■ TEXT SECTION:
*** Block opens ***

- Born: April 1927 Hyōgo Prefecture, Japan
- Died: November 19, 2011 (aged 84) California, United States
- Awards: NAS Award in Molecular Biology

Academic background
- Alma mater: University of Tokyo

Academic work
- Discipline: Biology
- Sub-discipline: Molecular biology
- Institutions: University of California, Irvine University of Wisconsin Osaka University

= Masayasu Nomura =

Japanese molecular biologist

Masayasu Nomura (野村眞康, Nomura Masayasu) was a Japanese molecular biologist.

*** Block closes ***

■ LISTED RECORDS:
*** Block opens ***

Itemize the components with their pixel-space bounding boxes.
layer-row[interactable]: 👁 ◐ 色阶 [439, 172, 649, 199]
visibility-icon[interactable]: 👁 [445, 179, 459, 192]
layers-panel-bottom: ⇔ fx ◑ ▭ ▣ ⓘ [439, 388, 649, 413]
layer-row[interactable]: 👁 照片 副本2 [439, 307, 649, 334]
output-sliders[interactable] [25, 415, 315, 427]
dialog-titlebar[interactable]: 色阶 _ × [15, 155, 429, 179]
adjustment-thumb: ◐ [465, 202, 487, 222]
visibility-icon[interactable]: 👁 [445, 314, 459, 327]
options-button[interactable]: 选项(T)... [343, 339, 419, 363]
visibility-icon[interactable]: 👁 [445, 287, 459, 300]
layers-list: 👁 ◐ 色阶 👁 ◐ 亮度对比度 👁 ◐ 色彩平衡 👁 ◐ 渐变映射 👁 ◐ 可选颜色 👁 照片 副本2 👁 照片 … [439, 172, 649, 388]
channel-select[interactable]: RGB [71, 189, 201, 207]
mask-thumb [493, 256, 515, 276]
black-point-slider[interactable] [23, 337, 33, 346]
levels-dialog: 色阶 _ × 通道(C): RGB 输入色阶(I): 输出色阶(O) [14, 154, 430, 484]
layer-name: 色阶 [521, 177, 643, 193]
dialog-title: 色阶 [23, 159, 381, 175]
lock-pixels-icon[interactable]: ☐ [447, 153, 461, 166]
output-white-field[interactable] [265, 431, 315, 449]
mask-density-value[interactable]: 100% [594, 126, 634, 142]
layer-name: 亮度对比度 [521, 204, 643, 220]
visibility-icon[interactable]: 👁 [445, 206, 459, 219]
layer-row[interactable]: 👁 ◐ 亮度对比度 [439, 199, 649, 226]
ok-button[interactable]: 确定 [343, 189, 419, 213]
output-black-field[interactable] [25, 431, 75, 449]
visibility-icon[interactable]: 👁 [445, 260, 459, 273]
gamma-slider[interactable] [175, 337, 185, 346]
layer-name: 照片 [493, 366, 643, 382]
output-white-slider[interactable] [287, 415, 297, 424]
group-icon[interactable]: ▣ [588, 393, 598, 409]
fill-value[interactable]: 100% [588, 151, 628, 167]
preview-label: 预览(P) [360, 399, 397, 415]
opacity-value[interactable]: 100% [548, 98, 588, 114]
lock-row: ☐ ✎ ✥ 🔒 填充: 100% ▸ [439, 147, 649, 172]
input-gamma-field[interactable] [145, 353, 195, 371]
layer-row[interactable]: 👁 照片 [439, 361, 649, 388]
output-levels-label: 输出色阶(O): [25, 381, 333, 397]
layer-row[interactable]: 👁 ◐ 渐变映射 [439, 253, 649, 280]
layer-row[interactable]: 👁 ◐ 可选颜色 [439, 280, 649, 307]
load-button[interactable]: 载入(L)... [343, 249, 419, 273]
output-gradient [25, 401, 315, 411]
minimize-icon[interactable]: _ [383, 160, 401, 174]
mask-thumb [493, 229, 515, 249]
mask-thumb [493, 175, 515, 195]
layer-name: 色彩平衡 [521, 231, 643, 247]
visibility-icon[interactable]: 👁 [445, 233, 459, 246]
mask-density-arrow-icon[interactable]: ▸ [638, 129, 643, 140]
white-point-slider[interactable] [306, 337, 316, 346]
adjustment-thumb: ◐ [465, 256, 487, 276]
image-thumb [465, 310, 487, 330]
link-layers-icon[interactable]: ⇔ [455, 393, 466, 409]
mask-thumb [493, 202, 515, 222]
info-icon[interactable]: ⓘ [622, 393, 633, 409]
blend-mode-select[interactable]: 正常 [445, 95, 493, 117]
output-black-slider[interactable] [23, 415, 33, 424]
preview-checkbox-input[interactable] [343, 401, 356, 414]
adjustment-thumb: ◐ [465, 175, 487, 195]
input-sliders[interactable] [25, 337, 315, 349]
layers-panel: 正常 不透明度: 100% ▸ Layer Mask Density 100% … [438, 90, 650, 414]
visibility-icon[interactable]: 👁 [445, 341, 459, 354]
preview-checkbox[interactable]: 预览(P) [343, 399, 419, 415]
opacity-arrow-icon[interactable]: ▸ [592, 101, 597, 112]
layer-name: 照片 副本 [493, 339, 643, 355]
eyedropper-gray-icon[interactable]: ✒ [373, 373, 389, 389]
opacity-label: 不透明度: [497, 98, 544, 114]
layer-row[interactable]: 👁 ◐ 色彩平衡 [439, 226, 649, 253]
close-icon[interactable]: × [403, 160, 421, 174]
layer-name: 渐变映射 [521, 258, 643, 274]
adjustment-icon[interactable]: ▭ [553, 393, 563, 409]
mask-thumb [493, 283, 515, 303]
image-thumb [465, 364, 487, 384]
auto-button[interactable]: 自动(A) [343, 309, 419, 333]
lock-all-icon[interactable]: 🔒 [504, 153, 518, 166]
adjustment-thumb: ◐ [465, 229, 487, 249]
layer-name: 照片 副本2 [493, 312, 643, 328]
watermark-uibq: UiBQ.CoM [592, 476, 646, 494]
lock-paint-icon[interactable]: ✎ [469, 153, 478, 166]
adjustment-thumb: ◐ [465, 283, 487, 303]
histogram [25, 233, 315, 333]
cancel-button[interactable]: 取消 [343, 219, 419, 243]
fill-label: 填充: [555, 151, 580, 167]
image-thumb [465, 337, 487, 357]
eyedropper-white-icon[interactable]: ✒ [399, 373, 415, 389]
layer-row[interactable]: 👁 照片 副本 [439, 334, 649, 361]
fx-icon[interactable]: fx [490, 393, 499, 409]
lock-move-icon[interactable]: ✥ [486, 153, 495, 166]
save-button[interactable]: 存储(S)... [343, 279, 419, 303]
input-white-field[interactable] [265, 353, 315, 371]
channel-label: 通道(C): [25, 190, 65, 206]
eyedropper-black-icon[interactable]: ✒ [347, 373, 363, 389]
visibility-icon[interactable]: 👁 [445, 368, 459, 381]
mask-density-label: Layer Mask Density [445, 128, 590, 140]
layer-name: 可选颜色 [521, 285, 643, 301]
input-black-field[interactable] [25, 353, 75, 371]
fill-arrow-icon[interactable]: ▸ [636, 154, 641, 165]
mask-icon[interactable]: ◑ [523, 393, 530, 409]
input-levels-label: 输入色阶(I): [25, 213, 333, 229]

*** Block closes ***

■ TASK PROMPT: Please pick up the Masayasu Nomura text right after its final sentence and keep writing it.

■ RESPONSE TO THE TASK:
Nomura was born in April 1927, a native of Hyōgo Prefecture, and completed a bachelor's degree and doctorate at the University of Tokyo. Nomura began work in 1957 as a postdoctoral researcher in the United States, alongside Sol Spiegelman, James Watson, and Seymour Benzer. Nomura returned to Japan in 1960, to teach at the Osaka University Institute of Protein Research. Three years later, Nomura accepted a position at the University of Wisconsin–Madison. He was named a full professor in 1966, and remained on the faculty until 1984, when he moved to the University of California, Irvine as Grace Bell Professor of Biological Chemistry. Awarded the NAS Award in Molecular Biology in 1971, Nomura gained membership into the National Academy of Sciences itself in 1978. He was also a member of the American Academy of Arts and Sciences, and the American Academy of Microbiology, as well as the Royal Netherlands Academy of Arts and Sciences and Danish Academy of Science. Nomura died in California on 19 November 2011, aged 84.